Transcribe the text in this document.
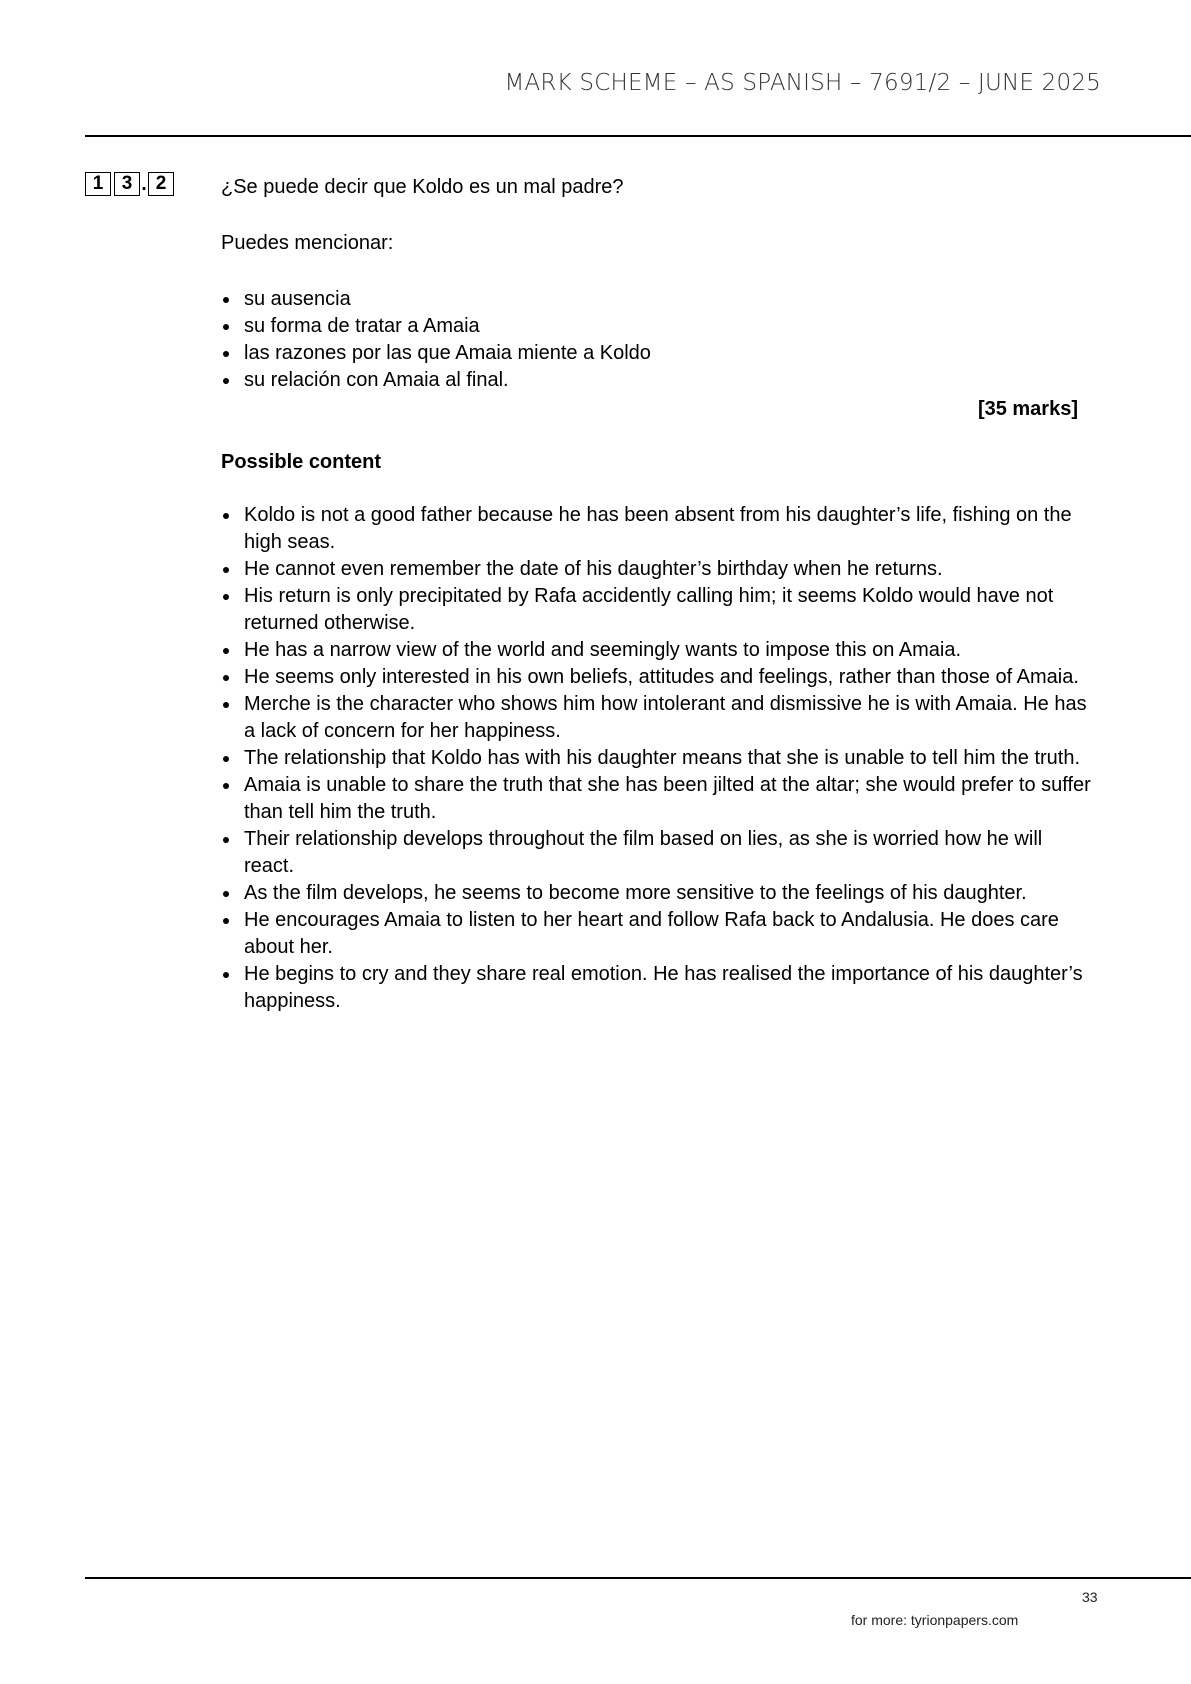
MARK SCHEME – AS SPANISH – 7691/2 – JUNE 2025
1 3 . 2	¿Se puede decir que Koldo es un mal padre?

Puedes mencionar:

su ausencia
su forma de tratar a Amaia
las razones por las que Amaia miente a Koldo
su relación con Amaia al final.

[35 marks]

Possible content

Koldo is not a good father because he has been absent from his daughter’s life, fishing on the high seas.
He cannot even remember the date of his daughter’s birthday when he returns.
His return is only precipitated by Rafa accidently calling him; it seems Koldo would have not returned otherwise.
He has a narrow view of the world and seemingly wants to impose this on Amaia.
He seems only interested in his own beliefs, attitudes and feelings, rather than those of Amaia.
Merche is the character who shows him how intolerant and dismissive he is with Amaia. He has a lack of concern for her happiness.
The relationship that Koldo has with his daughter means that she is unable to tell him the truth.
Amaia is unable to share the truth that she has been jilted at the altar; she would prefer to suffer than tell him the truth.
Their relationship develops throughout the film based on lies, as she is worried how he will react.
As the film develops, he seems to become more sensitive to the feelings of his daughter.
He encourages Amaia to listen to her heart and follow Rafa back to Andalusia. He does care about her.
He begins to cry and they share real emotion. He has realised the importance of his daughter’s happiness.
33
for more: tyrionpapers.com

- - - - - - -

DIRECTION: Using the material above, state how many lines include the string "develops". Answer with a single number.

EXERCISE SOLUTION: 2